Collected data entries:
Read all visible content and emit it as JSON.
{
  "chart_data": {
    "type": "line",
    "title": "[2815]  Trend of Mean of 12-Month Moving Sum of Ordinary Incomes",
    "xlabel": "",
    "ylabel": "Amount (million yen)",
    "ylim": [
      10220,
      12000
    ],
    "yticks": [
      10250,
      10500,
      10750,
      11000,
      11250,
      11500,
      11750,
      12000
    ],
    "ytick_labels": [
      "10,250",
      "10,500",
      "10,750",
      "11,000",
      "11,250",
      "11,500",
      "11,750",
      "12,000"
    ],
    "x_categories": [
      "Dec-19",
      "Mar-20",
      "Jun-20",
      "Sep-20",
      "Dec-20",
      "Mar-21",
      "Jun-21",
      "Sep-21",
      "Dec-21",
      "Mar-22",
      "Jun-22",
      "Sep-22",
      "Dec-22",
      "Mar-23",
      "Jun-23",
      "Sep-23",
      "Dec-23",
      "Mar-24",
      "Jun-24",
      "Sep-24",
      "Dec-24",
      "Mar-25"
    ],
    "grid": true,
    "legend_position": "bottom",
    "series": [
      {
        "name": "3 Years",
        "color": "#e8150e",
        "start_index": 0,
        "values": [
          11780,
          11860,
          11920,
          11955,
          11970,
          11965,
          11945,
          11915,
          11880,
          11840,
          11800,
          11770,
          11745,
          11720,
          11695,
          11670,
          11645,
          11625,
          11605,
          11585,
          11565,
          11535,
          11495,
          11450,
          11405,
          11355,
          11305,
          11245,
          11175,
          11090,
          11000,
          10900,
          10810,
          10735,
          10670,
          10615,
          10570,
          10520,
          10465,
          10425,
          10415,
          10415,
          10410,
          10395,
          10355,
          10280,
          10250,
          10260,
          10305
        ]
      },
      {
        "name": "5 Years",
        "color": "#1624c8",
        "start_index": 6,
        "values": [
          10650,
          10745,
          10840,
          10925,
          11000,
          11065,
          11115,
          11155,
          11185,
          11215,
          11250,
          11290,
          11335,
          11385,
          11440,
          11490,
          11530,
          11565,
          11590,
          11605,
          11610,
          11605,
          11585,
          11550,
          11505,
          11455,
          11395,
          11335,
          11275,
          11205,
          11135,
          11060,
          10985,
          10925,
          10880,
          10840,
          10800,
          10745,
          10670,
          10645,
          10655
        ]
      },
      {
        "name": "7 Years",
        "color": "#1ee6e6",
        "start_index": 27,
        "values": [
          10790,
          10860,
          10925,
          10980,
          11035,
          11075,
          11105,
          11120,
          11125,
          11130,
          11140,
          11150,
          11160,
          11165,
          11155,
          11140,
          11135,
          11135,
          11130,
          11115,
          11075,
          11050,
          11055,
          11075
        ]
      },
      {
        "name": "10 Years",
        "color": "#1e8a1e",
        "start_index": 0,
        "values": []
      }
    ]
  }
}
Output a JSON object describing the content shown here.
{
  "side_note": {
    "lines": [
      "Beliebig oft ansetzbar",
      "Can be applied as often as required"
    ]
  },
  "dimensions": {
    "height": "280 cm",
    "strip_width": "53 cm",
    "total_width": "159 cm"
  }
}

■ EXERCISE ■
All of the data above should be transcribed exactly.

■ TASK OUTPUT ■
Read all visible content and emit it as JSON.
{
  "chart_data": {
    "type": "line",
    "title": "[2815]  Trend of Mean of 12-Month Moving Sum of Ordinary Incomes",
    "xlabel": "",
    "ylabel": "Amount (million yen)",
    "ylim": [
      10220,
      12000
    ],
    "yticks": [
      10250,
      10500,
      10750,
      11000,
      11250,
      11500,
      11750,
      12000
    ],
    "ytick_labels": [
      "10,250",
      "10,500",
      "10,750",
      "11,000",
      "11,250",
      "11,500",
      "11,750",
      "12,000"
    ],
    "x_categories": [
      "Dec-19",
      "Mar-20",
      "Jun-20",
      "Sep-20",
      "Dec-20",
      "Mar-21",
      "Jun-21",
      "Sep-21",
      "Dec-21",
      "Mar-22",
      "Jun-22",
      "Sep-22",
      "Dec-22",
      "Mar-23",
      "Jun-23",
      "Sep-23",
      "Dec-23",
      "Mar-24",
      "Jun-24",
      "Sep-24",
      "Dec-24",
      "Mar-25"
    ],
    "grid": true,
    "legend_position": "bottom",
    "series": [
      {
        "name": "3 Years",
        "color": "#e8150e",
        "start_index": 0,
        "values": [
          11780,
          11860,
          11920,
          11955,
          11970,
          11965,
          11945,
          11915,
          11880,
          11840,
          11800,
          11770,
          11745,
          11720,
          11695,
          11670,
          11645,
          11625,
          11605,
          11585,
          11565,
          11535,
          11495,
          11450,
          11405,
          11355,
          11305,
          11245,
          11175,
          11090,
          11000,
          10900,
          10810,
          10735,
          10670,
          10615,
          10570,
          10520,
          10465,
          10425,
          10415,
          10415,
          10410,
          10395,
          10355,
          10280,
          10250,
          10260,
          10305
        ]
      },
      {
        "name": "5 Years",
        "color": "#1624c8",
        "start_index": 6,
        "values": [
          10650,
          10745,
          10840,
          10925,
          11000,
          11065,
          11115,
          11155,
          11185,
          11215,
          11250,
          11290,
          11335,
          11385,
          11440,
          11490,
          11530,
          11565,
          11590,
          11605,
          11610,
          11605,
          11585,
          11550,
          11505,
          11455,
          11395,
          11335,
          11275,
          11205,
          11135,
          11060,
          10985,
          10925,
          10880,
          10840,
          10800,
          10745,
          10670,
          10645,
          10655
        ]
      },
      {
        "name": "7 Years",
        "color": "#1ee6e6",
        "start_index": 27,
        "values": [
          10790,
          10860,
          10925,
          10980,
          11035,
          11075,
          11105,
          11120,
          11125,
          11130,
          11140,
          11150,
          11160,
          11165,
          11155,
          11140,
          11135,
          11135,
          11130,
          11115,
          11075,
          11050,
          11055,
          11075
        ]
      },
      {
        "name": "10 Years",
        "color": "#1e8a1e",
        "start_index": 0,
        "values": []
      }
    ]
  }
}
Output a JSON object describing the content shown here.
{
  "side_note": {
    "lines": [
      "Beliebig oft ansetzbar",
      "Can be applied as often as required"
    ]
  },
  "dimensions": {
    "height": "280 cm",
    "strip_width": "53 cm",
    "total_width": "159 cm"
  }
}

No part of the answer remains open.